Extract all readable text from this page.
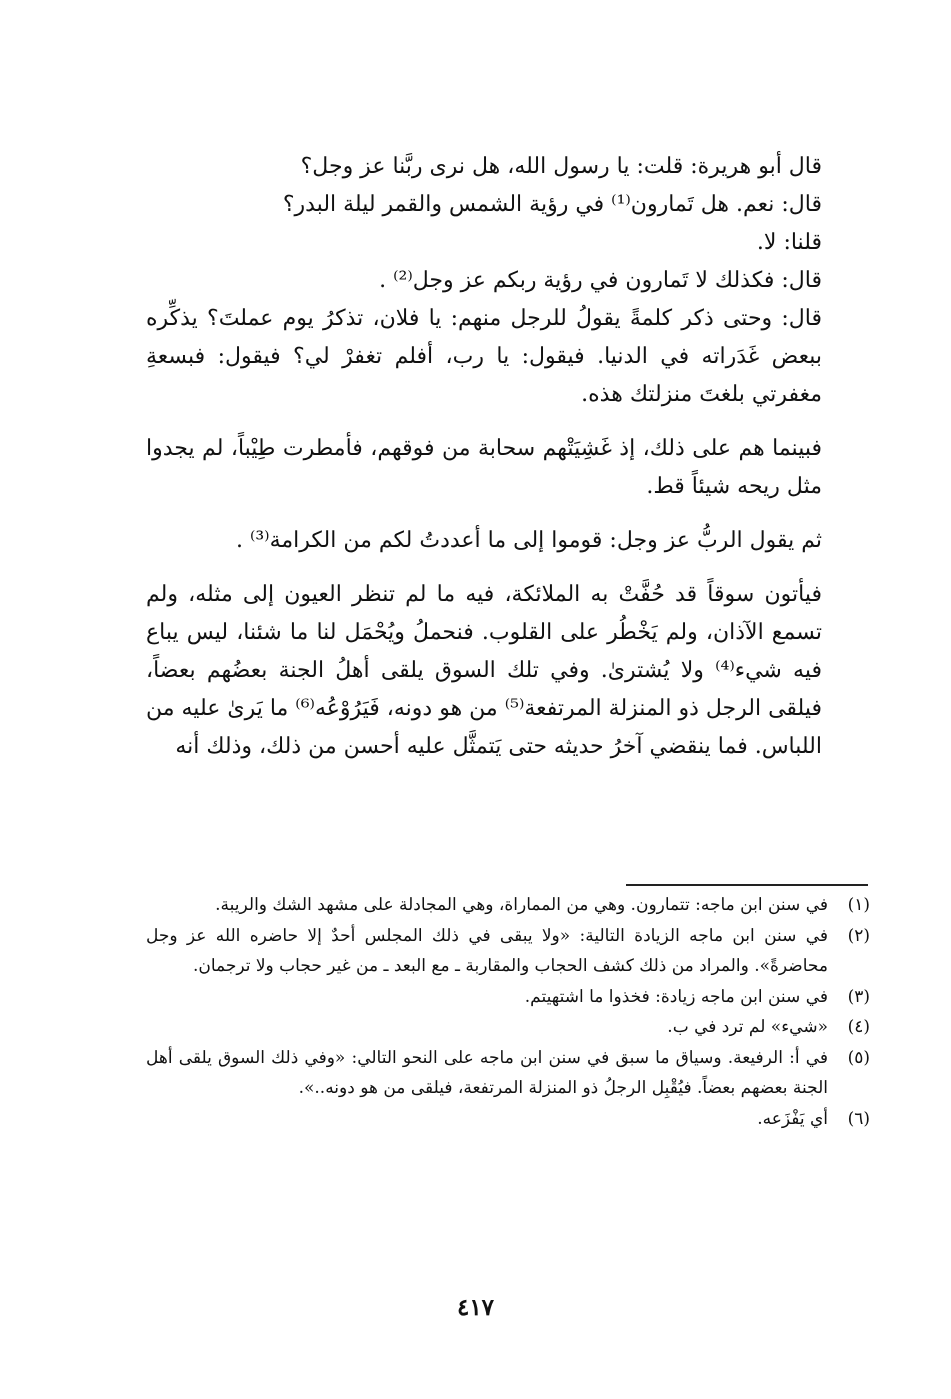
قال أبو هريرة: قلت: يا رسول الله، هل نرى ربَّنا عز وجل؟

قال: نعم. هل تَمارون⁽¹⁾ في رؤية الشمس والقمر ليلة البدر؟

قلنا: لا.

قال: فكذلك لا تَمارون في رؤية ربكم عز وجل⁽²⁾ .

قال: وحتى ذكر كلمةً يقولُ للرجل منهم: يا فلان، تذكرُ يوم عملتَ؟ يذكِّره ببعض غَدَراته في الدنيا. فيقول: يا رب، أفلم تغفرْ لي؟ فيقول: فبسعةِ مغفرتي بلغتَ منزلتك هذه.

فبينما هم على ذلك، إذ غَشِيَتْهم سحابة من فوقهم، فأمطرت طِيْباً، لم يجدوا مثل ريحه شيئاً قط.

ثم يقول الربُّ عز وجل: قوموا إلى ما أعددتُ لكم من الكرامة⁽³⁾ .

فيأتون سوقاً قد حُفَّتْ به الملائكة، فيه ما لم تنظر العيون إلى مثله، ولم تسمع الآذان، ولم يَخْطُر على القلوب. فنحملُ ويُحْمَل لنا ما شئنا، ليس يباع فيه شيء⁽⁴⁾ ولا يُشترىٰ. وفي تلك السوق يلقى أهلُ الجنة بعضُهم بعضاً، فيلقى الرجل ذو المنزلة المرتفعة⁽⁵⁾ من هو دونه، فَيَرُوْعُه⁽⁶⁾ ما يَرىٰ عليه من اللباس. فما ينقضي آخرُ حديثه حتى يَتمثَّل عليه أحسن من ذلك، وذلك أنه

(١)
في سنن ابن ماجه: تتمارون. وهي من المماراة، وهي المجادلة على مشهد الشك والريبة.
(٢)
في سنن ابن ماجه الزيادة التالية: «ولا يبقى في ذلك المجلس أحدٌ إلا حاضره الله عز وجل محاضرةً». والمراد من ذلك كشف الحجاب والمقاربة ـ مع البعد ـ من غير حجاب ولا ترجمان.
(٣)
في سنن ابن ماجه زيادة: فخذوا ما اشتهيتم.
(٤)
«شيء» لم ترد في ب.
(٥)
في أ: الرفيعة. وسياق ما سبق في سنن ابن ماجه على النحو التالي: «وفي ذلك السوق يلقى أهل الجنة بعضهم بعضاً. فيُقْبِل الرجلُ ذو المنزلة المرتفعة، فيلقى من هو دونه..».
(٦)
أي يَفْزَعه.
٤١٧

Exercise details -
Respond with nothing but the number of lines in the entries that contain the string "رؤية".

Correct result -
2